> _Task goal_: Find each line that has the string "note" and give the total, with nothing else.

> _Dataset records_:
★ ★ ★ ★
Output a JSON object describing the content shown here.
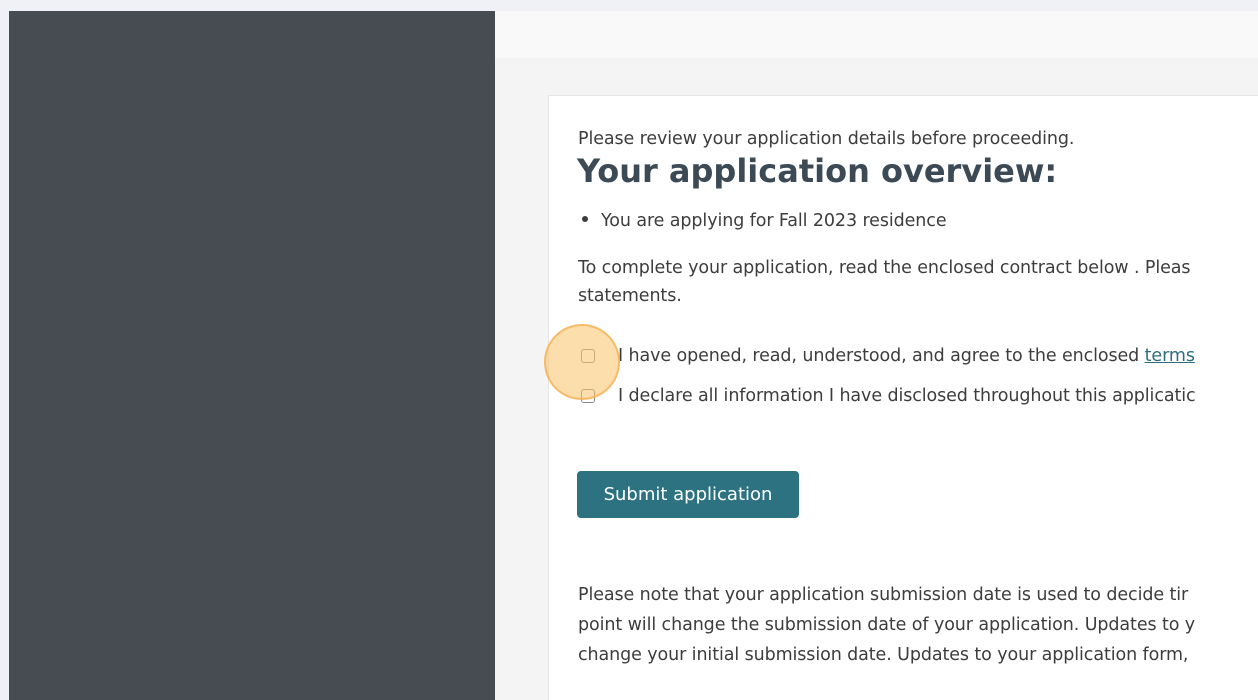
{
  "main": {
    "intro_text": "Please review your application details before proceeding.",
    "heading": "Your application overview:",
    "bullets": [
      "You are applying for Fall 2023 residence"
    ],
    "instruction": {
      "line1": "To complete your application, read the enclosed contract below . Pleas",
      "line2": "statements."
    },
    "checkboxes": [
      {
        "label_prefix": "I have opened, read, understood, and agree to the enclosed ",
        "link_text": "terms",
        "checked": false
      },
      {
        "label": "I declare all information I have disclosed throughout this applicatic",
        "checked": false
      }
    ],
    "submit_label": "Submit application",
    "note": {
      "line1": "Please note that your application submission date is used to decide tir",
      "line2": "point will change the submission date of your application. Updates to y",
      "line3": "change your initial submission date. Updates to your application form,"
    }
  },
  "colors": {
    "sidebar": "#474b52",
    "button": "#2c7281",
    "link": "#2d6f80",
    "heading": "#3b4a55",
    "highlight": "#fac369"
  }
}
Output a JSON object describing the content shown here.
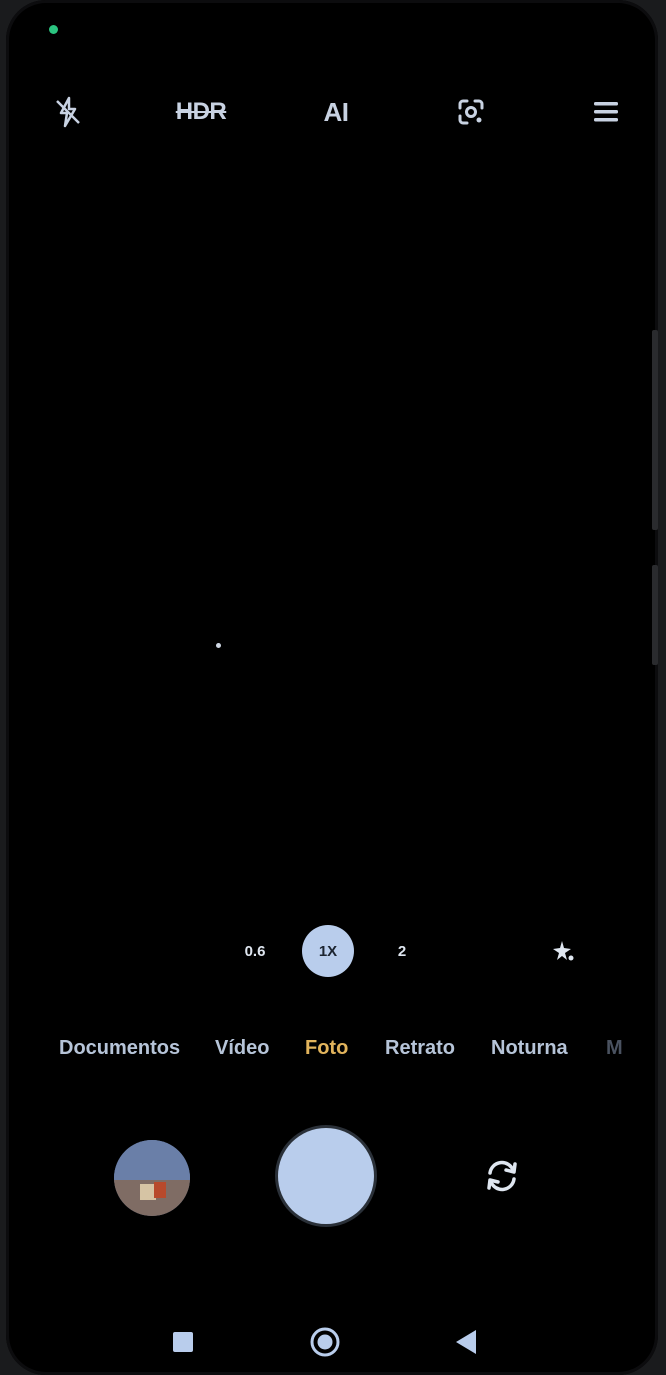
★ ★ ★ ★
> _Answer to the exercise_: 2